Given records:
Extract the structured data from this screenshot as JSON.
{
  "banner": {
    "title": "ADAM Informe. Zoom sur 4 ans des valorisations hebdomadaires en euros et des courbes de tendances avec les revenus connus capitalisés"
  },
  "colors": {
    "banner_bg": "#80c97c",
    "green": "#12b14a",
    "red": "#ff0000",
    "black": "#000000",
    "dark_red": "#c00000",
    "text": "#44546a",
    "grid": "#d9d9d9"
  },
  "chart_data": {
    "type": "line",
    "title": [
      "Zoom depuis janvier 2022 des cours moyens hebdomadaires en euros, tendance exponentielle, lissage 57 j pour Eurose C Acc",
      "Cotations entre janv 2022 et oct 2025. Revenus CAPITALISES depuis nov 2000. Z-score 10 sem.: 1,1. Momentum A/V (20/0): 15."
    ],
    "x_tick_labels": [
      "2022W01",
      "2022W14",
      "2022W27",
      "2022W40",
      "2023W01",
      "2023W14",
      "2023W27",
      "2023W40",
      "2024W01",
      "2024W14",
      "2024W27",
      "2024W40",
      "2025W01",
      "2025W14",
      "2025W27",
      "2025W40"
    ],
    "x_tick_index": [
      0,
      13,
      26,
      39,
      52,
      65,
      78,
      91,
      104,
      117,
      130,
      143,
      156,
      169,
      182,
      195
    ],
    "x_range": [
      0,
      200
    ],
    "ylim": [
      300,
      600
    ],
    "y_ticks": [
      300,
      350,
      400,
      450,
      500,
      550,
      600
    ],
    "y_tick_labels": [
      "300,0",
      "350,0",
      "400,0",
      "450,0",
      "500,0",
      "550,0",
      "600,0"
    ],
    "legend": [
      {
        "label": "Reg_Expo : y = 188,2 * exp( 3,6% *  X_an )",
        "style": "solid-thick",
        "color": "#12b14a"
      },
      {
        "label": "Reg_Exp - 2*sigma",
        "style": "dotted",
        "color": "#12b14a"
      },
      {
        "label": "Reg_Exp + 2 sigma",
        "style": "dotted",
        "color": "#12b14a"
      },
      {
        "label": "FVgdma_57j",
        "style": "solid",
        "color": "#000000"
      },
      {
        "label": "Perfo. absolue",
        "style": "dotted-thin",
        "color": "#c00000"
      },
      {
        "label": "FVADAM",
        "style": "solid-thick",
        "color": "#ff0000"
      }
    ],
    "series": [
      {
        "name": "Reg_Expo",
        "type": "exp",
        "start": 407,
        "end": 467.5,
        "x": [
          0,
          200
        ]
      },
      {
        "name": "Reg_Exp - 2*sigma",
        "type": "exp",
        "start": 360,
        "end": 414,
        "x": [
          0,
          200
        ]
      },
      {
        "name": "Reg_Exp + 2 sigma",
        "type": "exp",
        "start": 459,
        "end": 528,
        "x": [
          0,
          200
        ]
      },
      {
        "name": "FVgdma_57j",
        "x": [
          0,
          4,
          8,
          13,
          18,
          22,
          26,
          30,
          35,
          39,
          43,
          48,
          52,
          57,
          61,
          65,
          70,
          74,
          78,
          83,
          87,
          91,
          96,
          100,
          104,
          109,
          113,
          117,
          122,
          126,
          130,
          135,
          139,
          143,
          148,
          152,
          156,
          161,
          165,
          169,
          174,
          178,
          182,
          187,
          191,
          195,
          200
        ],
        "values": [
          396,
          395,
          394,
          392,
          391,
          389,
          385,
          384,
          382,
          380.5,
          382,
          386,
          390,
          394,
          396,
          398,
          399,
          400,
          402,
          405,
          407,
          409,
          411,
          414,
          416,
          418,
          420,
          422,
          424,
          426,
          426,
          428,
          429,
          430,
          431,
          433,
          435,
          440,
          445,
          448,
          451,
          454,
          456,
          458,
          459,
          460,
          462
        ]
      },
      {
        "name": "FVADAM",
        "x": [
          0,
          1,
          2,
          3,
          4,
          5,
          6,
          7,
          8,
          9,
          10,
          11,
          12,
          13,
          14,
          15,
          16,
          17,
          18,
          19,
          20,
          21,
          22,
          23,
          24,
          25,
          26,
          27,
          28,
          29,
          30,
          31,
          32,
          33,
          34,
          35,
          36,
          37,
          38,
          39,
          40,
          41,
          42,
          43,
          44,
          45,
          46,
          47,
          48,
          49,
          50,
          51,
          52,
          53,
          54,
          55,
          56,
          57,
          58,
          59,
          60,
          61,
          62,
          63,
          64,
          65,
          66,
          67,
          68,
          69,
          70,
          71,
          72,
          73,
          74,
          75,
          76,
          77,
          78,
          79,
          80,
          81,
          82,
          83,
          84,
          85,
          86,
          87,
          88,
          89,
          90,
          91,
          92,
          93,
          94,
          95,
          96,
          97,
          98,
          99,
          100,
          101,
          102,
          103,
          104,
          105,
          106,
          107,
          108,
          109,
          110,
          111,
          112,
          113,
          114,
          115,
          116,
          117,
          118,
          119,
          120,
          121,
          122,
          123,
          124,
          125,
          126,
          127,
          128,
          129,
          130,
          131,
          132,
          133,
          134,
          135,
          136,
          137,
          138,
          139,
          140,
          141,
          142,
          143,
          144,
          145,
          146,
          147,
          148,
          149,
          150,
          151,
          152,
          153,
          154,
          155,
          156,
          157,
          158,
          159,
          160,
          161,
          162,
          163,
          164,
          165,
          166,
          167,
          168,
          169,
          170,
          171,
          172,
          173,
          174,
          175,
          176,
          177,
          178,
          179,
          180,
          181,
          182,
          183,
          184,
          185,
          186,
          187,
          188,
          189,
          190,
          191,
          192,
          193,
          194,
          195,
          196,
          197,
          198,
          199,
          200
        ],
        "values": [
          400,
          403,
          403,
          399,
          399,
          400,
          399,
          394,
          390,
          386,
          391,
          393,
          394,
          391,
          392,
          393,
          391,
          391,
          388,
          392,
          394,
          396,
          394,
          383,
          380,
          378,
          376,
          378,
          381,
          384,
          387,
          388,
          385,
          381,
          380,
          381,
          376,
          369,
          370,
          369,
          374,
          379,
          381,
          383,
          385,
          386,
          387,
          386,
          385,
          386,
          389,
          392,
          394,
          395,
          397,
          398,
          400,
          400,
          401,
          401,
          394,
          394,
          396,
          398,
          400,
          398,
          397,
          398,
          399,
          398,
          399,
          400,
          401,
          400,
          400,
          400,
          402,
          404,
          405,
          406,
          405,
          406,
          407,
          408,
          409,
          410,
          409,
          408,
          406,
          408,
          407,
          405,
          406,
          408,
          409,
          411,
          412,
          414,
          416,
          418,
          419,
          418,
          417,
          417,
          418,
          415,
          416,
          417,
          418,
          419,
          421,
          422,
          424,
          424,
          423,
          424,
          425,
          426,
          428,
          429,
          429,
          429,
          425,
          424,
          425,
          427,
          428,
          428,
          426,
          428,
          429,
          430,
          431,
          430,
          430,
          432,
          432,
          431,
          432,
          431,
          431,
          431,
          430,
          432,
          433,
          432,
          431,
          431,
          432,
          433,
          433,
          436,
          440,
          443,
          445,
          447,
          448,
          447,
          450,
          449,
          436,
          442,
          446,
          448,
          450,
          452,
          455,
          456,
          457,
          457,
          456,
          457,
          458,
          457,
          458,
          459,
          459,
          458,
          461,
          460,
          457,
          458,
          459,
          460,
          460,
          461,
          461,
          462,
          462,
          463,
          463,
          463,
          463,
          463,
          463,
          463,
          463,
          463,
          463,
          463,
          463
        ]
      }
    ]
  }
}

Request: Go through the entries above and copy every line containing "depuis".

The completed task:
      "Zoom depuis janvier 2022 des cours moyens hebdomadaires en euros, tendance exponentielle, lissage 57 j pour Eurose C Acc",
      "Cotations entre janv 2022 et oct 2025. Revenus CAPITALISES depuis nov 2000. Z-score 10 sem.: 1,1. Momentum A/V (20/0): 15."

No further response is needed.